** Instructions to follow **
Copy out each line of the data holding "delle".

Items from a data source
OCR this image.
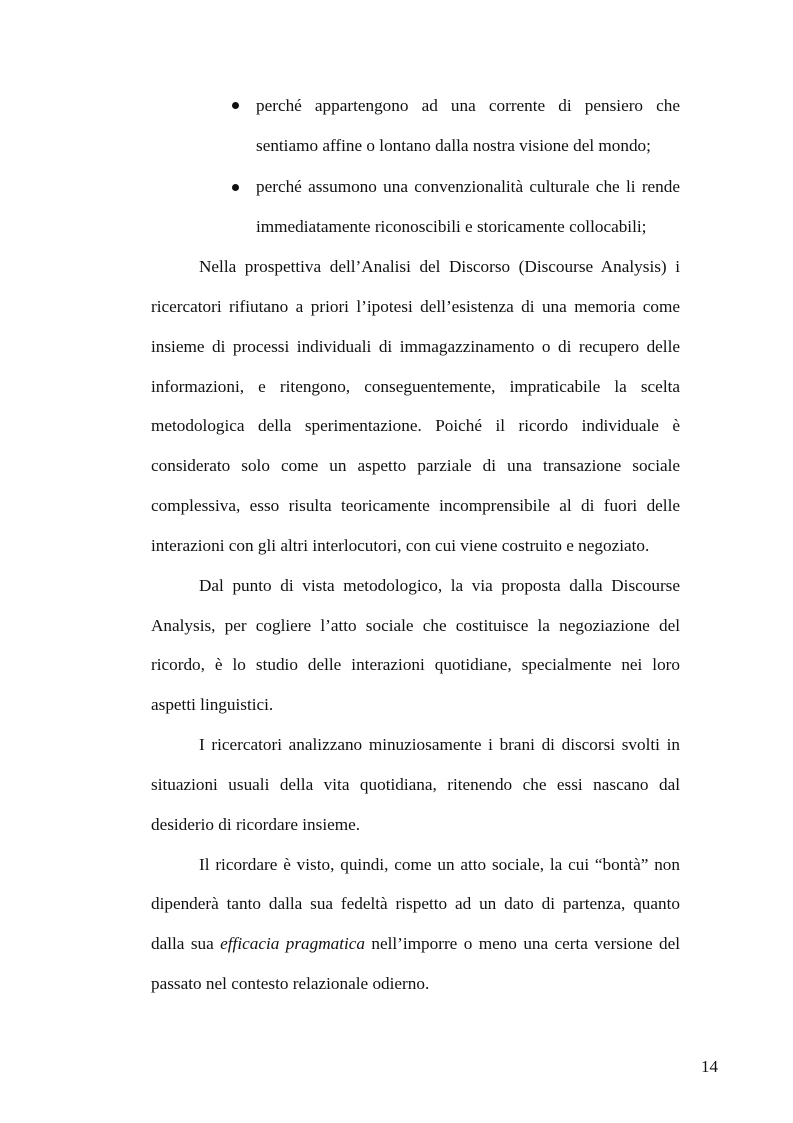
perché appartengono ad una corrente di pensiero che
sentiamo affine o lontano dalla nostra visione del mondo;
perché assumono una convenzionalità culturale che li rende
immediatamente riconoscibili e storicamente collocabili;
Nella prospettiva dell’Analisi del Discorso (Discourse Analysis) i
ricercatori rifiutano a priori l’ipotesi dell’esistenza di una memoria come
insieme di processi individuali di immagazzinamento o di recupero delle
informazioni, e ritengono, conseguentemente, impraticabile la scelta
metodologica della sperimentazione. Poiché il ricordo individuale è
considerato solo come un aspetto parziale di una transazione sociale
complessiva, esso risulta teoricamente incomprensibile al di fuori delle
interazioni con gli altri interlocutori, con cui viene costruito e negoziato.
Dal punto di vista metodologico, la via proposta dalla Discourse
Analysis, per cogliere l’atto sociale che costituisce la negoziazione del
ricordo, è lo studio delle interazioni quotidiane, specialmente nei loro
aspetti linguistici.
I ricercatori analizzano minuziosamente i brani di discorsi svolti in
situazioni usuali della vita quotidiana, ritenendo che essi nascano dal
desiderio di ricordare insieme.
Il ricordare è visto, quindi, come un atto sociale, la cui “bontà” non
dipenderà tanto dalla sua fedeltà rispetto ad un dato di partenza, quanto
dalla sua efficacia pragmatica nell’imporre o meno una certa versione del
passato nel contesto relazionale odierno.
14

** Output of the task **
insieme di processi individuali di immagazzinamento o di recupero delle
complessiva, esso risulta teoricamente incomprensibile al di fuori delle
ricordo, è lo studio delle interazioni quotidiane, specialmente nei loro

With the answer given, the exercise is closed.